What needs to be done:
Review the lines that follow and copy each one that contains the word "corporate".

Material:

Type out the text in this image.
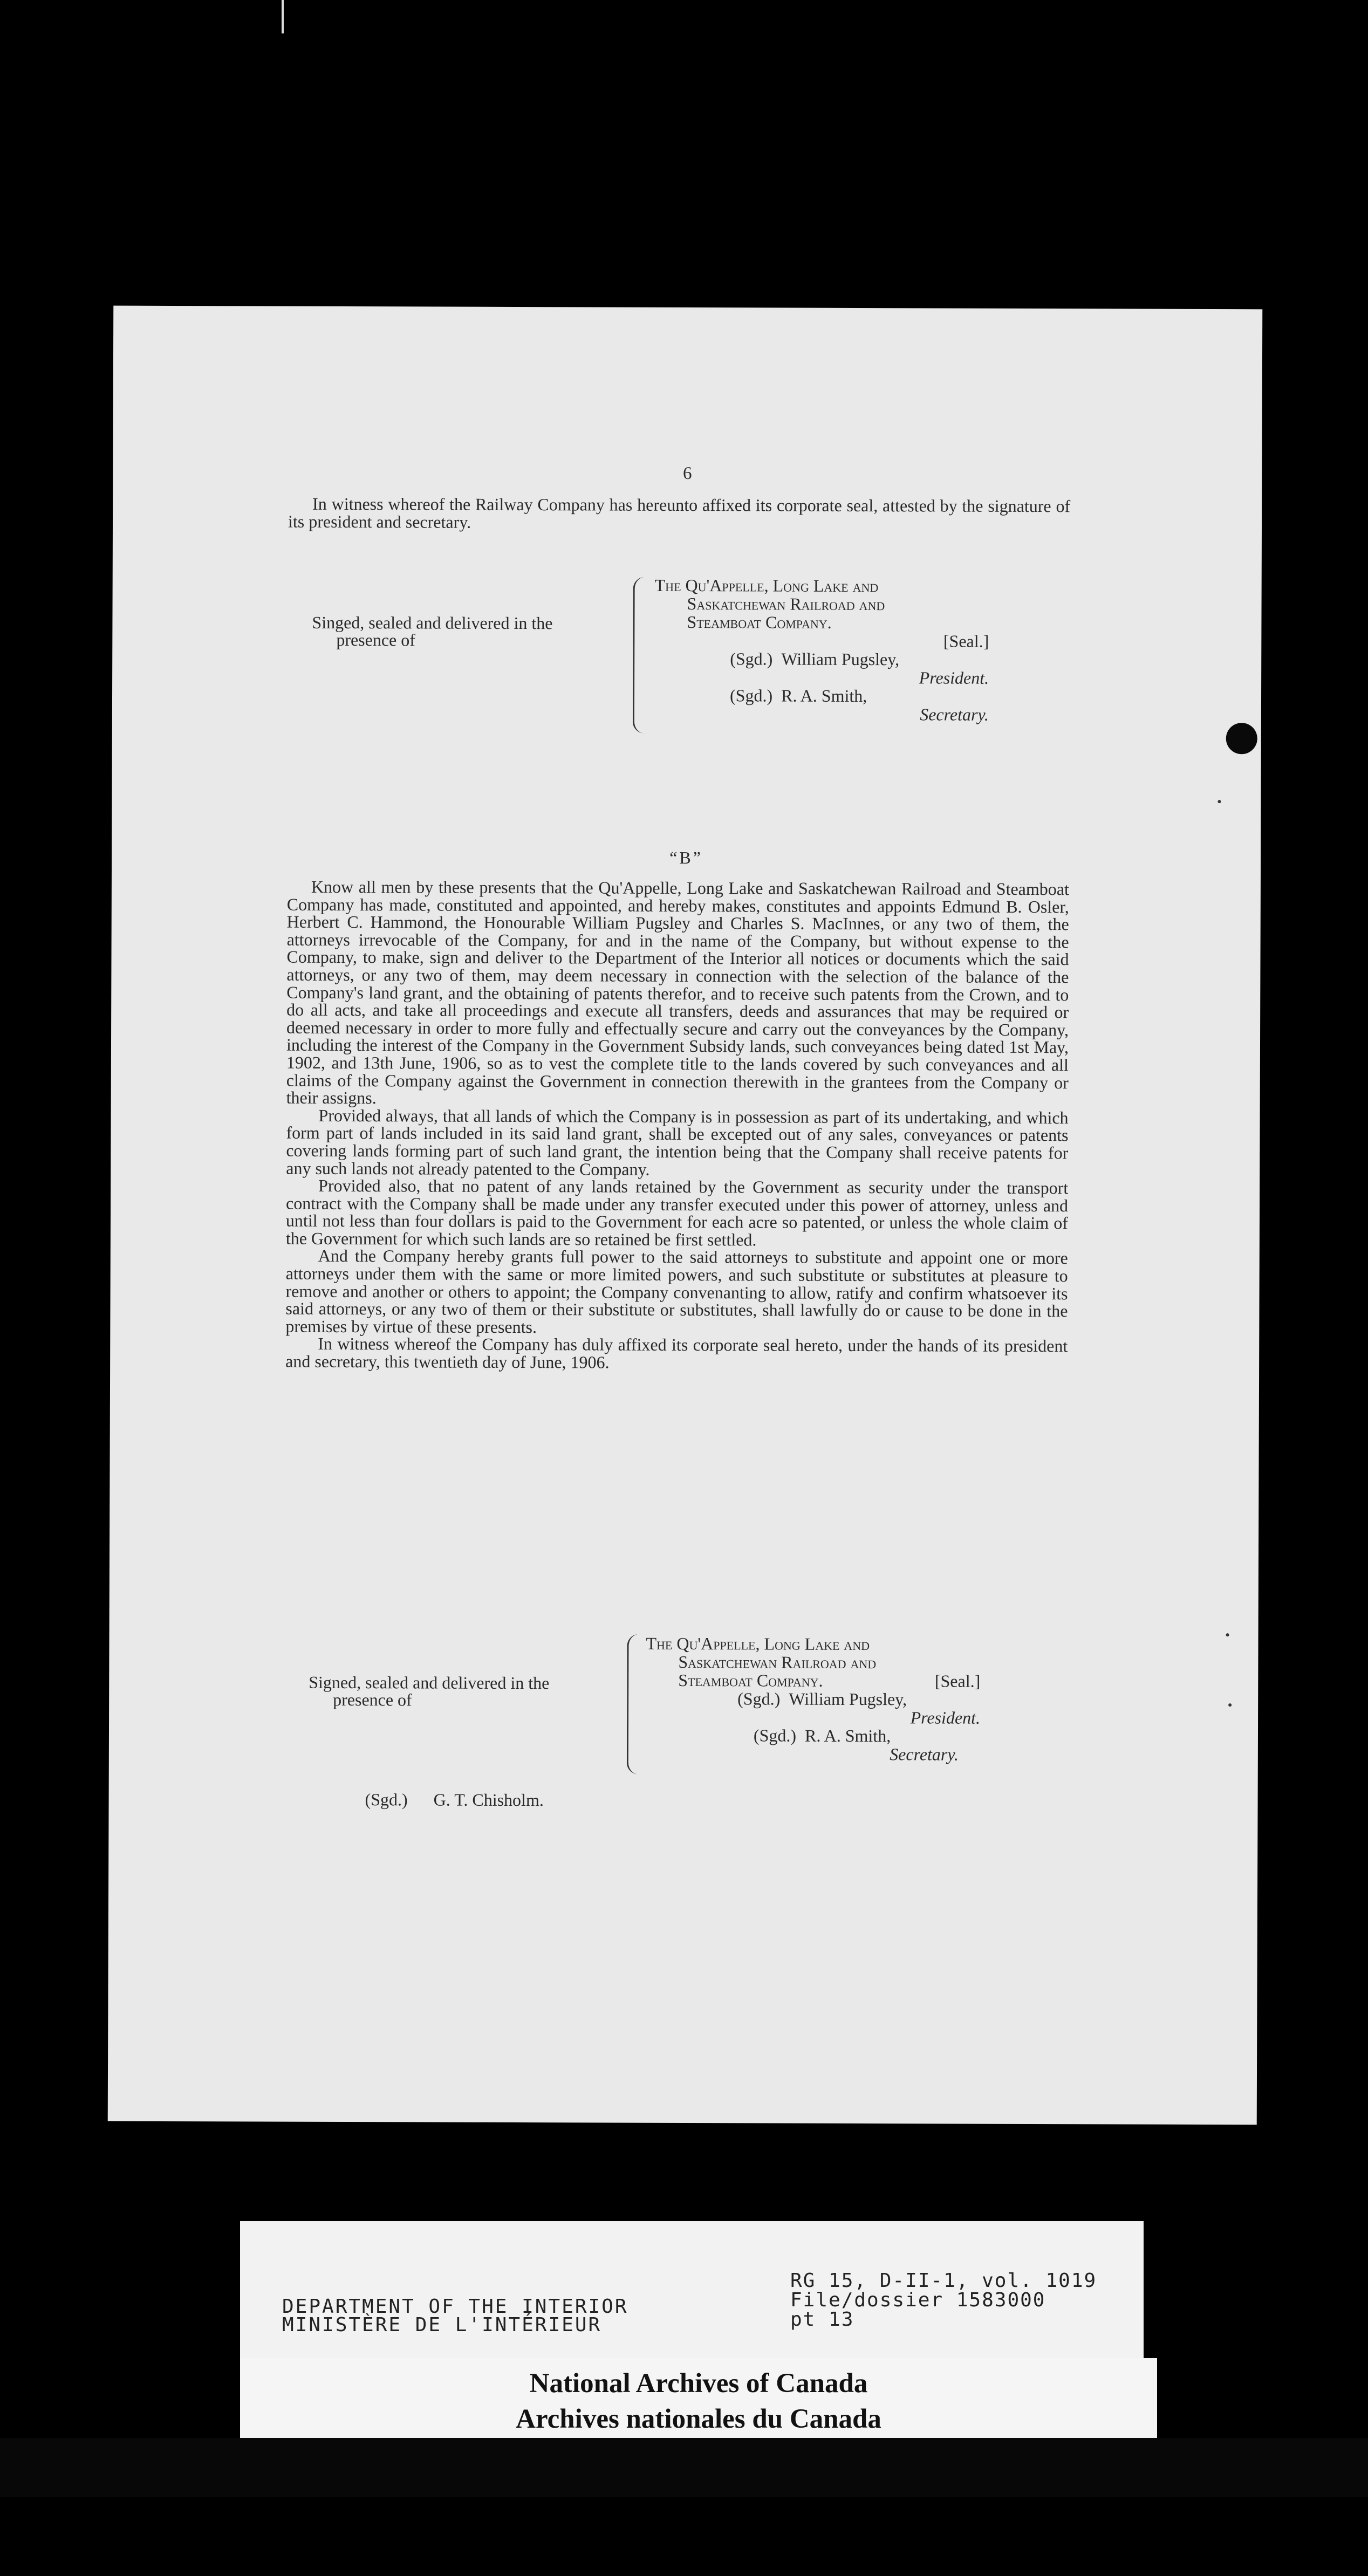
6

In witness whereof the Railway Company has hereunto affixed its corporate seal, attested by the signature of its president and secretary.

Singed, sealed and delivered in the
presence of
The Qu'Appelle, Long Lake and
Saskatchewan Railroad and
Steamboat Company.
[Seal.]
(Sgd.) William Pugsley,
President.
(Sgd.) R. A. Smith,
Secretary.
“B”

Know all men by these presents that the Qu'Appelle, Long Lake and Saskatchewan Railroad and Steamboat Company has made, constituted and appointed, and hereby makes, constitutes and appoints Edmund B. Osler, Herbert C. Hammond, the Honourable William Pugsley and Charles S. MacInnes, or any two of them, the attorneys irrevocable of the Company, for and in the name of the Company, but without expense to the Company, to make, sign and deliver to the Department of the Interior all notices or documents which the said attorneys, or any two of them, may deem necessary in connection with the selection of the balance of the Company's land grant, and the obtaining of patents therefor, and to receive such patents from the Crown, and to do all acts, and take all proceedings and execute all transfers, deeds and assurances that may be required or deemed necessary in order to more fully and effectually secure and carry out the conveyances by the Company, including the interest of the Company in the Government Subsidy lands, such conveyances being dated 1st May, 1902, and 13th June, 1906, so as to vest the complete title to the lands covered by such conveyances and all claims of the Company against the Government in connection therewith in the grantees from the Company or their assigns.

Provided always, that all lands of which the Company is in possession as part of its undertaking, and which form part of lands included in its said land grant, shall be excepted out of any sales, conveyances or patents covering lands forming part of such land grant, the intention being that the Company shall receive patents for any such lands not already patented to the Company.

Provided also, that no patent of any lands retained by the Government as security under the transport contract with the Company shall be made under any transfer executed under this power of attorney, unless and until not less than four dollars is paid to the Government for each acre so patented, or unless the whole claim of the Government for which such lands are so retained be first settled.

And the Company hereby grants full power to the said attorneys to substitute and appoint one or more attorneys under them with the same or more limited powers, and such substitute or substitutes at pleasure to remove and another or others to appoint; the Company convenanting to allow, ratify and confirm whatsoever its said attorneys, or any two of them or their substitute or substitutes, shall lawfully do or cause to be done in the premises by virtue of these presents.

In witness whereof the Company has duly affixed its corporate seal hereto, under the hands of its president and secretary, this twentieth day of June, 1906.

Signed, sealed and delivered in the
presence of
The Qu'Appelle, Long Lake and
Saskatchewan Railroad and
Steamboat Company.	[Seal.]
(Sgd.) William Pugsley,
President.
(Sgd.) R. A. Smith,
Secretary.
(Sgd.) G. T. Chisholm.
DEPARTMENT OF THE INTERIOR
MINISTÈRE DE L'INTÉRIEUR
RG 15, D-II-1, vol. 1019
File/dossier 1583000
pt 13
National Archives of Canada
Archives nationales du Canada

Result for this task:
In witness whereof the Railway Company has hereunto affixed its corporate seal, attested by the signature of its president and secretary.
In witness whereof the Company has duly affixed its corporate seal hereto, under the hands of its president and secretary, this twentieth day of June, 1906.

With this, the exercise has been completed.